▼

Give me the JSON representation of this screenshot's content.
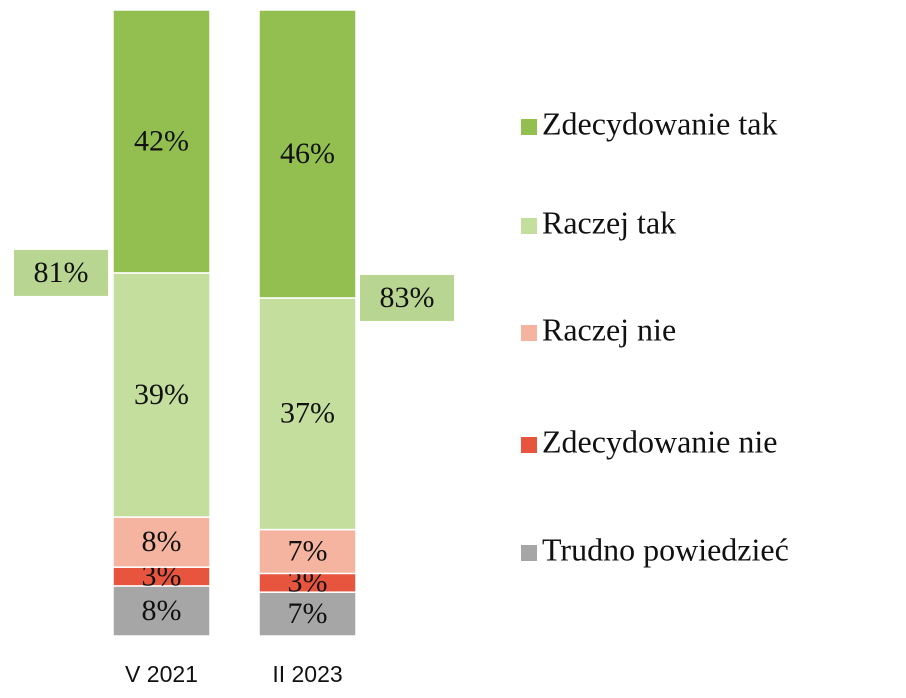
{
  "chart_data": {
    "type": "stacked_bar",
    "categories": [
      "V 2021",
      "II 2023"
    ],
    "ylim": [
      0,
      100
    ],
    "series": [
      {
        "name": "Zdecydowanie tak",
        "color": "#92bf4f",
        "values": [
          42,
          46
        ],
        "value_labels": [
          "42%",
          "46%"
        ]
      },
      {
        "name": "Raczej tak",
        "color": "#c3de9d",
        "values": [
          39,
          37
        ],
        "value_labels": [
          "39%",
          "37%"
        ]
      },
      {
        "name": "Raczej nie",
        "color": "#f4b4a0",
        "values": [
          8,
          7
        ],
        "value_labels": [
          "8%",
          "7%"
        ]
      },
      {
        "name": "Zdecydowanie nie",
        "color": "#e8553e",
        "values": [
          3,
          3
        ],
        "value_labels": [
          "3%",
          "3%"
        ]
      },
      {
        "name": "Trudno powiedzieć",
        "color": "#a6a6a6",
        "values": [
          8,
          7
        ],
        "value_labels": [
          "8%",
          "7%"
        ]
      }
    ],
    "annotations": [
      {
        "value": 81,
        "label": "81%"
      },
      {
        "value": 83,
        "label": "83%"
      }
    ],
    "annotation_color": "#b8d692"
  }
}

▲

**REQUIRED TASK**: Above are the records; copy every line in them that holds the word "Zdecydowanie".

**COMPLETED TASK**:
        "name": "Zdecydowanie tak",
        "name": "Zdecydowanie nie",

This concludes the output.